**Data for this exercise**.

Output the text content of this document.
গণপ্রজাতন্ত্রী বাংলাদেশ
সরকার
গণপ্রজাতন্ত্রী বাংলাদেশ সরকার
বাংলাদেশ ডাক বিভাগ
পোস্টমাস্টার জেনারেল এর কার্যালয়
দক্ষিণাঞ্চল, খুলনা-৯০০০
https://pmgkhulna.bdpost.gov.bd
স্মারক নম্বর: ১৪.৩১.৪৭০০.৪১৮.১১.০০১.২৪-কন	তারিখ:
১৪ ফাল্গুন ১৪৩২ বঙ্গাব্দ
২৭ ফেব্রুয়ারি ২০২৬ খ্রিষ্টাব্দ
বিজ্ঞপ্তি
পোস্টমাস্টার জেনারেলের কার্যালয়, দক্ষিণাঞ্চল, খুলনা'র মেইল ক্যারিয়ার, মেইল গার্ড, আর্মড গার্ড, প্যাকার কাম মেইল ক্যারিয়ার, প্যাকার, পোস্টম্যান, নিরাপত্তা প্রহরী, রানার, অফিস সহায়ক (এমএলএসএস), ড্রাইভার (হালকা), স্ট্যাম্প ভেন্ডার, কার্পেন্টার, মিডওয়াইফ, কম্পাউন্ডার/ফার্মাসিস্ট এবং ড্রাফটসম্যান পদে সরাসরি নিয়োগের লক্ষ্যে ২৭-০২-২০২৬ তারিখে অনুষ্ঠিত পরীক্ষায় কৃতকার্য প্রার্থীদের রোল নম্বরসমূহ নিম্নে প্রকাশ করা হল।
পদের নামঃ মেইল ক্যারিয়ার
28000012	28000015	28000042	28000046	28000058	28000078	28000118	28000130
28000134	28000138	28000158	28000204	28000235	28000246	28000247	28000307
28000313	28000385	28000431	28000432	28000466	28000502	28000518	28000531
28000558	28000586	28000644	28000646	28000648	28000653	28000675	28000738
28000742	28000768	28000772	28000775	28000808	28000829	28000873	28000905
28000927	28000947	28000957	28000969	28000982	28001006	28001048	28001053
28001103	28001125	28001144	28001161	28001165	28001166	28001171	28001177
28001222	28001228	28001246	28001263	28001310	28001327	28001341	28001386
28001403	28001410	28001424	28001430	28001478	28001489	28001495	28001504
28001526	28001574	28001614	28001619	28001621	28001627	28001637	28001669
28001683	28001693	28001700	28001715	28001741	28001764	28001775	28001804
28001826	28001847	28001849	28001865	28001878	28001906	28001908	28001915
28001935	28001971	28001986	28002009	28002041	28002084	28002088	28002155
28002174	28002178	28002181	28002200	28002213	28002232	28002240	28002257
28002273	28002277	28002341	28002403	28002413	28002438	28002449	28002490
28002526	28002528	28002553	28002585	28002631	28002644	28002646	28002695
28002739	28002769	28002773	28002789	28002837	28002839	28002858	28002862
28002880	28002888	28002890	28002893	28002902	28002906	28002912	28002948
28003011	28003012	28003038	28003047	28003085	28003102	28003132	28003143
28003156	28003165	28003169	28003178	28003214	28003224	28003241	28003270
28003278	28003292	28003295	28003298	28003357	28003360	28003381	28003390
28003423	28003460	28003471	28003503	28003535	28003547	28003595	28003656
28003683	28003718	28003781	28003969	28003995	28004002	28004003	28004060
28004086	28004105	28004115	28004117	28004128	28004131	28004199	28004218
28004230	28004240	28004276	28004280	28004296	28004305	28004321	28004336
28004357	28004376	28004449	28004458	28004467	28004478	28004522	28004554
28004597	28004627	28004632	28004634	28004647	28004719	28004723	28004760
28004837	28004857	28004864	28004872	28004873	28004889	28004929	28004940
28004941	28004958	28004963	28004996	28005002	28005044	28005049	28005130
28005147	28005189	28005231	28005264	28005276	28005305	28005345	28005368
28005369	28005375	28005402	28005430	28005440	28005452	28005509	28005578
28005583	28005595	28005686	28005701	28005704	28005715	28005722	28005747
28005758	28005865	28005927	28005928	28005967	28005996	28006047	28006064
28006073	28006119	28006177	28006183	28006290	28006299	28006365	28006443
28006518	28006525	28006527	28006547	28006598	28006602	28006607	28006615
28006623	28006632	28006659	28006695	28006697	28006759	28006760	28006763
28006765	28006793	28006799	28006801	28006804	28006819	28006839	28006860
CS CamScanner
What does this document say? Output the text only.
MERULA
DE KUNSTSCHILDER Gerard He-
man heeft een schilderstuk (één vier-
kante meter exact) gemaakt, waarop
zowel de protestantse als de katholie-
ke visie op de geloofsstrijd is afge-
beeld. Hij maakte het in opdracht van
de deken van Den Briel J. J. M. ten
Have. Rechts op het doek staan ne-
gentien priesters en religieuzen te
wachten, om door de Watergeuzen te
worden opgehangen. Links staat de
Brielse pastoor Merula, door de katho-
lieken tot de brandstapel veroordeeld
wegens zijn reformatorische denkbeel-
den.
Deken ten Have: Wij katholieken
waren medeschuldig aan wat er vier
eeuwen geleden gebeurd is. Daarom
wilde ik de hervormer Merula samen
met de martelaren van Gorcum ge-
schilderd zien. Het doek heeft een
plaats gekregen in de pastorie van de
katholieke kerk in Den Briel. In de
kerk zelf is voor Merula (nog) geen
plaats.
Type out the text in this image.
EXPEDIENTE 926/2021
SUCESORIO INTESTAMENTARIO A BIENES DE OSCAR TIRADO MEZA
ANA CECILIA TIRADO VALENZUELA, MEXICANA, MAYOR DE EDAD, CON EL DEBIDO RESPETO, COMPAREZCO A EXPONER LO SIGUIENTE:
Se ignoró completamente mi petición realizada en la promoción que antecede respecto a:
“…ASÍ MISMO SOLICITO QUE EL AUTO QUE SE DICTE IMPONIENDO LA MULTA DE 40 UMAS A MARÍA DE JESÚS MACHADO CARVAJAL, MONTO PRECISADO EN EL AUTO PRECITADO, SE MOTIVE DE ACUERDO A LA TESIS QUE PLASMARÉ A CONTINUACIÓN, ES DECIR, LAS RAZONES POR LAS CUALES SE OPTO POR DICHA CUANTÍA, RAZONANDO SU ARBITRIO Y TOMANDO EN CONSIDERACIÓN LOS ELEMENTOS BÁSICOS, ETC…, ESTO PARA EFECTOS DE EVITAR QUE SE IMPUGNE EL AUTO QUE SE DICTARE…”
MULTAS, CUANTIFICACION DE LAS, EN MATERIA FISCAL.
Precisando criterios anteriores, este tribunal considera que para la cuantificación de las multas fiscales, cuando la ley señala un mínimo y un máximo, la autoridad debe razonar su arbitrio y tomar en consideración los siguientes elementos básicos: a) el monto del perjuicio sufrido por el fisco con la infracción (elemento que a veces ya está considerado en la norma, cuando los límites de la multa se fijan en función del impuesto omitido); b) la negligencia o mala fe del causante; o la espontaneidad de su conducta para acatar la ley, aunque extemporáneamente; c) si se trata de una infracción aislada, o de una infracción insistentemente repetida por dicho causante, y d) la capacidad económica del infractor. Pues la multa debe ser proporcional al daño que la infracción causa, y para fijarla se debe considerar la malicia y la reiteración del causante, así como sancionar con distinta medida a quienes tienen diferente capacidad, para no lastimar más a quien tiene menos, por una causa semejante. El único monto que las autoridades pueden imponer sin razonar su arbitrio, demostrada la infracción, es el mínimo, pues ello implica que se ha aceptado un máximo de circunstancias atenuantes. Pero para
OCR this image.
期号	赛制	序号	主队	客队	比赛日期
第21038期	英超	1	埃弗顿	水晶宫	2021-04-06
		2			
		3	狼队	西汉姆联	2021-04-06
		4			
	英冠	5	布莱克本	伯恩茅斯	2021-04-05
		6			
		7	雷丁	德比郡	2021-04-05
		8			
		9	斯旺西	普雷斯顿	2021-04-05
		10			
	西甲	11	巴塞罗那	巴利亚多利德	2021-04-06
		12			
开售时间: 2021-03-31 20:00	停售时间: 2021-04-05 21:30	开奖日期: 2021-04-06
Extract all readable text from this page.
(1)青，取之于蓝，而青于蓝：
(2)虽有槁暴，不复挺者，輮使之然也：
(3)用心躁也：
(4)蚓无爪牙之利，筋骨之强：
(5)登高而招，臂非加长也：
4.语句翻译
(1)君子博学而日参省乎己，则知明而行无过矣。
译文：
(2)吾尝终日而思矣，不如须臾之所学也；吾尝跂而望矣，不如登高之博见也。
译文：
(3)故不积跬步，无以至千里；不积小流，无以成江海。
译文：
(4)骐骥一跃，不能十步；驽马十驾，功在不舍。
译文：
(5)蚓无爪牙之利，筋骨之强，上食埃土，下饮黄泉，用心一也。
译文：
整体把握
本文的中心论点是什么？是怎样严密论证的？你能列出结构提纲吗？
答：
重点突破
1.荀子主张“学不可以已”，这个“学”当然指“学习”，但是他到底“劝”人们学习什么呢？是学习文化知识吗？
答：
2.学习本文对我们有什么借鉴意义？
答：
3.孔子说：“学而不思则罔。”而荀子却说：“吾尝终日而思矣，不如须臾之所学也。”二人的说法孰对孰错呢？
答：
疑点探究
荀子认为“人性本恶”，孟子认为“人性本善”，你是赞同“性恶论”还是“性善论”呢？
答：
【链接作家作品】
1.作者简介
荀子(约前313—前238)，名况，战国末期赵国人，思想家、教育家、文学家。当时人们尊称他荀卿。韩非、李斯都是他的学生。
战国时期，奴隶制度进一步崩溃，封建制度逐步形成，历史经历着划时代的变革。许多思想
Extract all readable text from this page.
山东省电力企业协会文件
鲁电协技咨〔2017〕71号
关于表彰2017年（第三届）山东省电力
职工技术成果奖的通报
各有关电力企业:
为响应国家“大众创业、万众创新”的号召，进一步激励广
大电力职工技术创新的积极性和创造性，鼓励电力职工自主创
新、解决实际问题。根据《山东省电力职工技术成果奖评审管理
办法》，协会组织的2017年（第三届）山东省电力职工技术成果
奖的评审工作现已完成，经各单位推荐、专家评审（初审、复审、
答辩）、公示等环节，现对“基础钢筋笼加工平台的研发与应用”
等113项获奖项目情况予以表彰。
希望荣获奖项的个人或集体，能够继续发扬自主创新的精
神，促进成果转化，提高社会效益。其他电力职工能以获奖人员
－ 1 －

**What you will do**.
Read the entries and pick out all lines that include the word "door".

**Worked answer**.
wachten, om door de Watergeuzen te
Brielse pastoor Merula, door de katho-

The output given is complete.